- [SET EXERCISE]
Leaving out the pictures, transcribe all of the records faithfully.

--- BEGIN MATERIAL FOR THIS TASK ---

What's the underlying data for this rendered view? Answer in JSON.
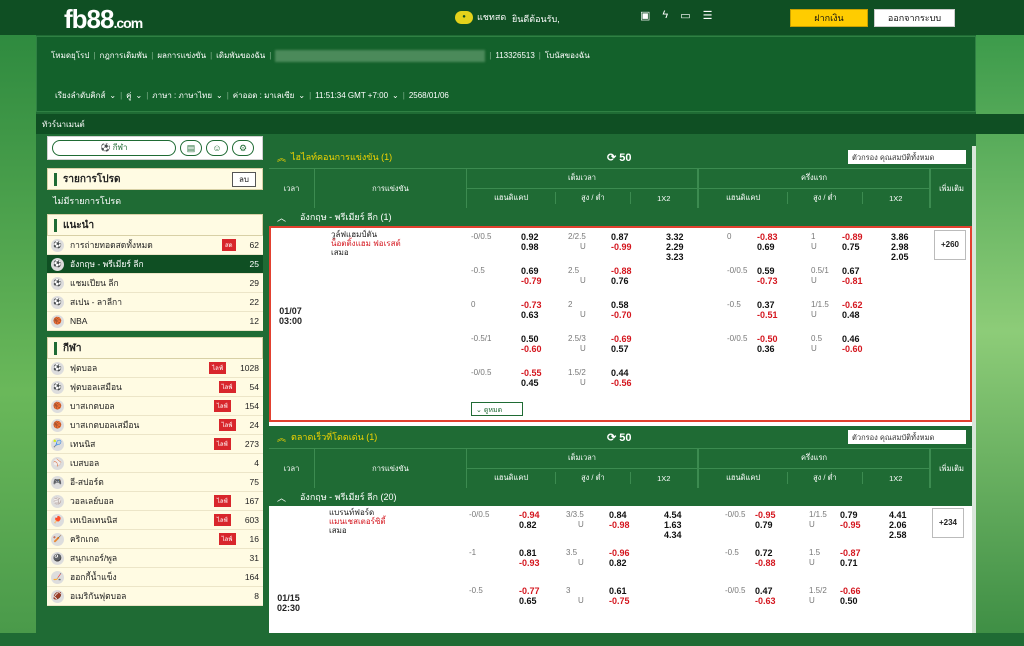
{
  "header": {
    "logo": "fb88",
    "logo_suffix": ".com",
    "chat": "แชทสด",
    "welcome": "ยินดีต้อนรับ,",
    "deposit": "ฝากเงิน",
    "logout": "ออกจากระบบ",
    "icons": [
      "bag-icon",
      "flash-icon",
      "toto-icon",
      "checklist-icon"
    ]
  },
  "nav": {
    "r1": [
      "โหมดยุโรป",
      "กฎการเดิมพัน",
      "ผลการแข่งขัน",
      "เดิมพันของฉัน"
    ],
    "account": "113326513",
    "promo": "โบนัสของฉัน",
    "r2": [
      "เรียงลำดับคิกส์",
      "คู่",
      "ภาษา : ภาษาไทย",
      "ค่าออด : มาเลเซีย",
      "11:51:34 GMT +7:00",
      "2568/01/06"
    ]
  },
  "crumb": "ทัวร์นาเมนต์",
  "side": {
    "sport_btn": "กีฬา",
    "fav_title": "รายการโปรด",
    "fav_btn": "ลบ",
    "no_fav": "ไม่มีรายการโปรด",
    "rec_title": "แนะนำ",
    "rec": [
      {
        "icon": "⚽",
        "name": "การถ่ายทอดสดทั้งหมด",
        "cnt": "62",
        "live": "สด"
      },
      {
        "icon": "⚽",
        "name": "อังกฤษ - พรีเมียร์ ลีก",
        "cnt": "25",
        "sel": true
      },
      {
        "icon": "⚽",
        "name": "แชมเปียน ลีก",
        "cnt": "29"
      },
      {
        "icon": "⚽",
        "name": "สเปน - ลาลีกา",
        "cnt": "22"
      },
      {
        "icon": "🏀",
        "name": "NBA",
        "cnt": "12"
      }
    ],
    "sport_title": "กีฬา",
    "sports": [
      {
        "icon": "⚽",
        "name": "ฟุตบอล",
        "cnt": "1028",
        "live": "ไลฟ์"
      },
      {
        "icon": "⚽",
        "name": "ฟุตบอลเสมือน",
        "cnt": "54",
        "live": "ไลฟ์"
      },
      {
        "icon": "🏀",
        "name": "บาสเกตบอล",
        "cnt": "154",
        "live": "ไลฟ์"
      },
      {
        "icon": "🏀",
        "name": "บาสเกตบอลเสมือน",
        "cnt": "24",
        "live": "ไลฟ์"
      },
      {
        "icon": "🎾",
        "name": "เทนนิส",
        "cnt": "273",
        "live": "ไลฟ์"
      },
      {
        "icon": "⚾",
        "name": "เบสบอล",
        "cnt": "4"
      },
      {
        "icon": "🎮",
        "name": "อี-สปอร์ต",
        "cnt": "75"
      },
      {
        "icon": "🏐",
        "name": "วอลเลย์บอล",
        "cnt": "167",
        "live": "ไลฟ์"
      },
      {
        "icon": "🏓",
        "name": "เทเบิลเทนนิส",
        "cnt": "603",
        "live": "ไลฟ์"
      },
      {
        "icon": "🏏",
        "name": "คริกเกต",
        "cnt": "16",
        "live": "ไลฟ์"
      },
      {
        "icon": "🎱",
        "name": "สนุกเกอร์/พูล",
        "cnt": "31"
      },
      {
        "icon": "🏒",
        "name": "ฮอกกี้น้ำแข็ง",
        "cnt": "164"
      },
      {
        "icon": "🏈",
        "name": "อเมริกันฟุตบอล",
        "cnt": "8"
      }
    ]
  },
  "main": {
    "hl": {
      "title": "ไฮไลท์คอนการแข่งขัน (1)",
      "cnt": "50",
      "filter": "ตัวกรอง คุณสมบัติทั้งหมด"
    },
    "cols": {
      "time": "เวลา",
      "match": "การแข่งขัน",
      "ft": "เต็มเวลา",
      "ht": "ครึ่งแรก",
      "hdp": "แฮนดิแคป",
      "ou": "สูง / ต่ำ",
      "x12": "1X2",
      "more": "เพิ่มเติม"
    },
    "league": "อังกฤษ - พรีเมียร์ ลีก (1)",
    "m1": {
      "date": "01/07",
      "time": "03:00",
      "home": "วูล์ฟแฮมป์ตัน",
      "away": "น็อตติ้งแฮม ฟอเรสต์",
      "draw": "เสมอ",
      "more": "+260",
      "toggle": "ดูหมด"
    },
    "rows1": [
      [
        "-0/0.5",
        "0.92",
        "0.98",
        "2/2.5",
        "U",
        "0.87",
        "-0.99",
        "3.32",
        "2.29",
        "3.23",
        "0",
        "-0.83",
        "0.69",
        "1",
        "U",
        "-0.89",
        "0.75",
        "3.86",
        "2.98",
        "2.05"
      ],
      [
        "-0.5",
        "0.69",
        "-0.79",
        "2.5",
        "U",
        "-0.88",
        "0.76",
        "",
        "",
        "",
        "-0/0.5",
        "0.59",
        "-0.73",
        "0.5/1",
        "U",
        "0.67",
        "-0.81",
        "",
        "",
        ""
      ],
      [
        "0",
        "-0.73",
        "0.63",
        "2",
        "U",
        "0.58",
        "-0.70",
        "",
        "",
        "",
        "-0.5",
        "0.37",
        "-0.51",
        "1/1.5",
        "U",
        "-0.62",
        "0.48",
        "",
        "",
        ""
      ],
      [
        "-0.5/1",
        "0.50",
        "-0.60",
        "2.5/3",
        "U",
        "-0.69",
        "0.57",
        "",
        "",
        "",
        "-0/0.5",
        "-0.50",
        "0.36",
        "0.5",
        "U",
        "0.46",
        "-0.60",
        "",
        "",
        ""
      ],
      [
        "-0/0.5",
        "-0.55",
        "0.45",
        "1.5/2",
        "U",
        "0.44",
        "-0.56",
        "",
        "",
        "",
        "",
        "",
        "",
        "",
        "",
        "",
        "",
        "",
        "",
        ""
      ]
    ],
    "ev": {
      "title": "ตลาดเร็วที่โดดเด่น (1)",
      "cnt": "50",
      "filter": "ตัวกรอง คุณสมบัติทั้งหมด"
    },
    "league2": "อังกฤษ - พรีเมียร์ ลีก (20)",
    "m2": {
      "date": "01/15",
      "time": "02:30",
      "home": "แบรนท์ฟอร์ด",
      "away": "แมนเชสเตอร์ซิตี้",
      "draw": "เสมอ",
      "more": "+234"
    },
    "rows2": [
      [
        "-0/0.5",
        "-0.94",
        "0.82",
        "3/3.5",
        "U",
        "0.84",
        "-0.98",
        "4.54",
        "1.63",
        "4.34",
        "-0/0.5",
        "-0.95",
        "0.79",
        "1/1.5",
        "U",
        "0.79",
        "-0.95",
        "4.41",
        "2.06",
        "2.58"
      ],
      [
        "-1",
        "0.81",
        "-0.93",
        "3.5",
        "U",
        "-0.96",
        "0.82",
        "",
        "",
        "",
        "-0.5",
        "0.72",
        "-0.88",
        "1.5",
        "U",
        "-0.87",
        "0.71",
        "",
        "",
        ""
      ],
      [
        "-0.5",
        "-0.77",
        "0.65",
        "3",
        "U",
        "0.61",
        "-0.75",
        "",
        "",
        "",
        "-0/0.5",
        "0.47",
        "-0.63",
        "1.5/2",
        "U",
        "-0.66",
        "0.50",
        "",
        "",
        ""
      ]
    ]
  }
}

--- END MATERIAL FOR THIS TASK ---

- [RESPONSE TO THE EXERCISE]
What's the underlying data for this rendered view? Answer in JSON.
{
  "header": {
    "logo": "fb88",
    "logo_suffix": ".com",
    "chat": "แชทสด",
    "welcome": "ยินดีต้อนรับ,",
    "deposit": "ฝากเงิน",
    "logout": "ออกจากระบบ",
    "icons": [
      "bag-icon",
      "flash-icon",
      "toto-icon",
      "checklist-icon"
    ]
  },
  "nav": {
    "r1": [
      "โหมดยุโรป",
      "กฎการเดิมพัน",
      "ผลการแข่งขัน",
      "เดิมพันของฉัน"
    ],
    "account": "113326513",
    "promo": "โบนัสของฉัน",
    "r2": [
      "เรียงลำดับคิกส์",
      "คู่",
      "ภาษา : ภาษาไทย",
      "ค่าออด : มาเลเซีย",
      "11:51:34 GMT +7:00",
      "2568/01/06"
    ]
  },
  "crumb": "ทัวร์นาเมนต์",
  "side": {
    "sport_btn": "กีฬา",
    "fav_title": "รายการโปรด",
    "fav_btn": "ลบ",
    "no_fav": "ไม่มีรายการโปรด",
    "rec_title": "แนะนำ",
    "rec": [
      {
        "icon": "⚽",
        "name": "การถ่ายทอดสดทั้งหมด",
        "cnt": "62",
        "live": "สด"
      },
      {
        "icon": "⚽",
        "name": "อังกฤษ - พรีเมียร์ ลีก",
        "cnt": "25",
        "sel": true
      },
      {
        "icon": "⚽",
        "name": "แชมเปียน ลีก",
        "cnt": "29"
      },
      {
        "icon": "⚽",
        "name": "สเปน - ลาลีกา",
        "cnt": "22"
      },
      {
        "icon": "🏀",
        "name": "NBA",
        "cnt": "12"
      }
    ],
    "sport_title": "กีฬา",
    "sports": [
      {
        "icon": "⚽",
        "name": "ฟุตบอล",
        "cnt": "1028",
        "live": "ไลฟ์"
      },
      {
        "icon": "⚽",
        "name": "ฟุตบอลเสมือน",
        "cnt": "54",
        "live": "ไลฟ์"
      },
      {
        "icon": "🏀",
        "name": "บาสเกตบอล",
        "cnt": "154",
        "live": "ไลฟ์"
      },
      {
        "icon": "🏀",
        "name": "บาสเกตบอลเสมือน",
        "cnt": "24",
        "live": "ไลฟ์"
      },
      {
        "icon": "🎾",
        "name": "เทนนิส",
        "cnt": "273",
        "live": "ไลฟ์"
      },
      {
        "icon": "⚾",
        "name": "เบสบอล",
        "cnt": "4"
      },
      {
        "icon": "🎮",
        "name": "อี-สปอร์ต",
        "cnt": "75"
      },
      {
        "icon": "🏐",
        "name": "วอลเลย์บอล",
        "cnt": "167",
        "live": "ไลฟ์"
      },
      {
        "icon": "🏓",
        "name": "เทเบิลเทนนิส",
        "cnt": "603",
        "live": "ไลฟ์"
      },
      {
        "icon": "🏏",
        "name": "คริกเกต",
        "cnt": "16",
        "live": "ไลฟ์"
      },
      {
        "icon": "🎱",
        "name": "สนุกเกอร์/พูล",
        "cnt": "31"
      },
      {
        "icon": "🏒",
        "name": "ฮอกกี้น้ำแข็ง",
        "cnt": "164"
      },
      {
        "icon": "🏈",
        "name": "อเมริกันฟุตบอล",
        "cnt": "8"
      }
    ]
  },
  "main": {
    "hl": {
      "title": "ไฮไลท์คอนการแข่งขัน (1)",
      "cnt": "50",
      "filter": "ตัวกรอง คุณสมบัติทั้งหมด"
    },
    "cols": {
      "time": "เวลา",
      "match": "การแข่งขัน",
      "ft": "เต็มเวลา",
      "ht": "ครึ่งแรก",
      "hdp": "แฮนดิแคป",
      "ou": "สูง / ต่ำ",
      "x12": "1X2",
      "more": "เพิ่มเติม"
    },
    "league": "อังกฤษ - พรีเมียร์ ลีก (1)",
    "m1": {
      "date": "01/07",
      "time": "03:00",
      "home": "วูล์ฟแฮมป์ตัน",
      "away": "น็อตติ้งแฮม ฟอเรสต์",
      "draw": "เสมอ",
      "more": "+260",
      "toggle": "ดูหมด"
    },
    "rows1": [
      [
        "-0/0.5",
        "0.92",
        "0.98",
        "2/2.5",
        "U",
        "0.87",
        "-0.99",
        "3.32",
        "2.29",
        "3.23",
        "0",
        "-0.83",
        "0.69",
        "1",
        "U",
        "-0.89",
        "0.75",
        "3.86",
        "2.98",
        "2.05"
      ],
      [
        "-0.5",
        "0.69",
        "-0.79",
        "2.5",
        "U",
        "-0.88",
        "0.76",
        "",
        "",
        "",
        "-0/0.5",
        "0.59",
        "-0.73",
        "0.5/1",
        "U",
        "0.67",
        "-0.81",
        "",
        "",
        ""
      ],
      [
        "0",
        "-0.73",
        "0.63",
        "2",
        "U",
        "0.58",
        "-0.70",
        "",
        "",
        "",
        "-0.5",
        "0.37",
        "-0.51",
        "1/1.5",
        "U",
        "-0.62",
        "0.48",
        "",
        "",
        ""
      ],
      [
        "-0.5/1",
        "0.50",
        "-0.60",
        "2.5/3",
        "U",
        "-0.69",
        "0.57",
        "",
        "",
        "",
        "-0/0.5",
        "-0.50",
        "0.36",
        "0.5",
        "U",
        "0.46",
        "-0.60",
        "",
        "",
        ""
      ],
      [
        "-0/0.5",
        "-0.55",
        "0.45",
        "1.5/2",
        "U",
        "0.44",
        "-0.56",
        "",
        "",
        "",
        "",
        "",
        "",
        "",
        "",
        "",
        "",
        "",
        "",
        ""
      ]
    ],
    "ev": {
      "title": "ตลาดเร็วที่โดดเด่น (1)",
      "cnt": "50",
      "filter": "ตัวกรอง คุณสมบัติทั้งหมด"
    },
    "league2": "อังกฤษ - พรีเมียร์ ลีก (20)",
    "m2": {
      "date": "01/15",
      "time": "02:30",
      "home": "แบรนท์ฟอร์ด",
      "away": "แมนเชสเตอร์ซิตี้",
      "draw": "เสมอ",
      "more": "+234"
    },
    "rows2": [
      [
        "-0/0.5",
        "-0.94",
        "0.82",
        "3/3.5",
        "U",
        "0.84",
        "-0.98",
        "4.54",
        "1.63",
        "4.34",
        "-0/0.5",
        "-0.95",
        "0.79",
        "1/1.5",
        "U",
        "0.79",
        "-0.95",
        "4.41",
        "2.06",
        "2.58"
      ],
      [
        "-1",
        "0.81",
        "-0.93",
        "3.5",
        "U",
        "-0.96",
        "0.82",
        "",
        "",
        "",
        "-0.5",
        "0.72",
        "-0.88",
        "1.5",
        "U",
        "-0.87",
        "0.71",
        "",
        "",
        ""
      ],
      [
        "-0.5",
        "-0.77",
        "0.65",
        "3",
        "U",
        "0.61",
        "-0.75",
        "",
        "",
        "",
        "-0/0.5",
        "0.47",
        "-0.63",
        "1.5/2",
        "U",
        "-0.66",
        "0.50",
        "",
        "",
        ""
      ]
    ]
  }
}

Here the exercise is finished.